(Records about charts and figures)
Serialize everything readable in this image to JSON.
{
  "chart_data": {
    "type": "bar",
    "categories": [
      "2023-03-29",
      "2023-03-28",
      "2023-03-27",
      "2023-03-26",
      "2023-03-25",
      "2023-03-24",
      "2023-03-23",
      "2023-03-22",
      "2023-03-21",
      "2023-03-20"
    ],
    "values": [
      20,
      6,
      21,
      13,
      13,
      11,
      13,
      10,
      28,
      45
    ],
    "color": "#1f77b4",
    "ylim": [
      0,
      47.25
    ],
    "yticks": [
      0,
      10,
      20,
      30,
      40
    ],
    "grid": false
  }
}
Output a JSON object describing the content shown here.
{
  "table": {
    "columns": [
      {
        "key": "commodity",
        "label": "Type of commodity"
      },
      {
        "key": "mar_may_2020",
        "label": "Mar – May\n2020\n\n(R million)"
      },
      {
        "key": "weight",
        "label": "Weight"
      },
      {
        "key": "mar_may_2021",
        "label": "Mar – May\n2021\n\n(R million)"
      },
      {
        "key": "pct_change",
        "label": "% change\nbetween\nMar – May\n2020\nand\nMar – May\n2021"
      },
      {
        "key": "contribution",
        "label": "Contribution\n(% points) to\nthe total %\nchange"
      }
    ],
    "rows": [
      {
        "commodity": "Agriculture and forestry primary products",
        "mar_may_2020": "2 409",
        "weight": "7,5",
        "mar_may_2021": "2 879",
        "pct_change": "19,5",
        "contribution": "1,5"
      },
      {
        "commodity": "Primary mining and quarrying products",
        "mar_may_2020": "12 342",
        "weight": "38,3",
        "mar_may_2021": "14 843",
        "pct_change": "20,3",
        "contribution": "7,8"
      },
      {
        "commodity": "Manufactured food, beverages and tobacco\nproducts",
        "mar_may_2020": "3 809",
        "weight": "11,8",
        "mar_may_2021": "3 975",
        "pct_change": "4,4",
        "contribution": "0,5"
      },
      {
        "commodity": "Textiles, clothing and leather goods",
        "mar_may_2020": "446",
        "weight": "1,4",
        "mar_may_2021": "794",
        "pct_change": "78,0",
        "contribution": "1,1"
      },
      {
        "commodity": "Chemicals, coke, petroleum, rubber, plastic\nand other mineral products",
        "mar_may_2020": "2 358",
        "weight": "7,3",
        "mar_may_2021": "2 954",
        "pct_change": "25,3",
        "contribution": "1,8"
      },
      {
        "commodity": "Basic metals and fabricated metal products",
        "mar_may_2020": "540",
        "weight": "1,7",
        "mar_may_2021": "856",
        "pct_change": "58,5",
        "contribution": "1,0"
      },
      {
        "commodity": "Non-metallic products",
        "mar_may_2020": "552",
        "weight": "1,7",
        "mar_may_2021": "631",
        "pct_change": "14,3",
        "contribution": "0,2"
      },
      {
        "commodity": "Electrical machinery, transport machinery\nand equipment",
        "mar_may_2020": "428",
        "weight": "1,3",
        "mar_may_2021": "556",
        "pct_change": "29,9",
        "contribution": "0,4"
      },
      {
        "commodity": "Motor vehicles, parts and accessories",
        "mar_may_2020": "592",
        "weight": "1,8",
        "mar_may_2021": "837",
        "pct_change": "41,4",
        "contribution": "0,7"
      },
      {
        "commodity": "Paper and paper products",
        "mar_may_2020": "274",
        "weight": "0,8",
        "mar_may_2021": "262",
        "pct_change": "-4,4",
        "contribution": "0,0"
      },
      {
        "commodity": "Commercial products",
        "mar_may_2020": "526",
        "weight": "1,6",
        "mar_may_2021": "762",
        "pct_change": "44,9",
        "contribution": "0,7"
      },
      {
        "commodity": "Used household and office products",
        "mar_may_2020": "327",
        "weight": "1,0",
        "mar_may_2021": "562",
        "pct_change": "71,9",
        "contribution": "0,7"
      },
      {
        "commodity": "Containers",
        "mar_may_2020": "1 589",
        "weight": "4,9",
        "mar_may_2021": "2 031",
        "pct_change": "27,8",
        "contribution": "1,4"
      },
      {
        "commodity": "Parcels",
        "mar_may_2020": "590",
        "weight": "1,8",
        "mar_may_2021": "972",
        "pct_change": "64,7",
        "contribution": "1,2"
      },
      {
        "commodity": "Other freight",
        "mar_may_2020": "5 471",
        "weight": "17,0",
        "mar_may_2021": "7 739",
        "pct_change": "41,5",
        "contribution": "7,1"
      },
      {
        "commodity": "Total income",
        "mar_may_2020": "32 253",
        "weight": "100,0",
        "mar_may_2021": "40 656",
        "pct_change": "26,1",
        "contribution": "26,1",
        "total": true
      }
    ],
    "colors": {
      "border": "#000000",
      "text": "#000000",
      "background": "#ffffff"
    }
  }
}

The problem
Scan the data above and copy every line with "label" in it.

Exercise answer
        "label": "Type of commodity"
        "label": "Mar – May\n2020\n\n(R million)"
        "label": "Weight"
        "label": "Mar – May\n2021\n\n(R million)"
        "label": "% change\nbetween\nMar – May\n2020\nand\nMar – May\n2021"
        "label": "Contribution\n(% points) to\nthe total %\nchange"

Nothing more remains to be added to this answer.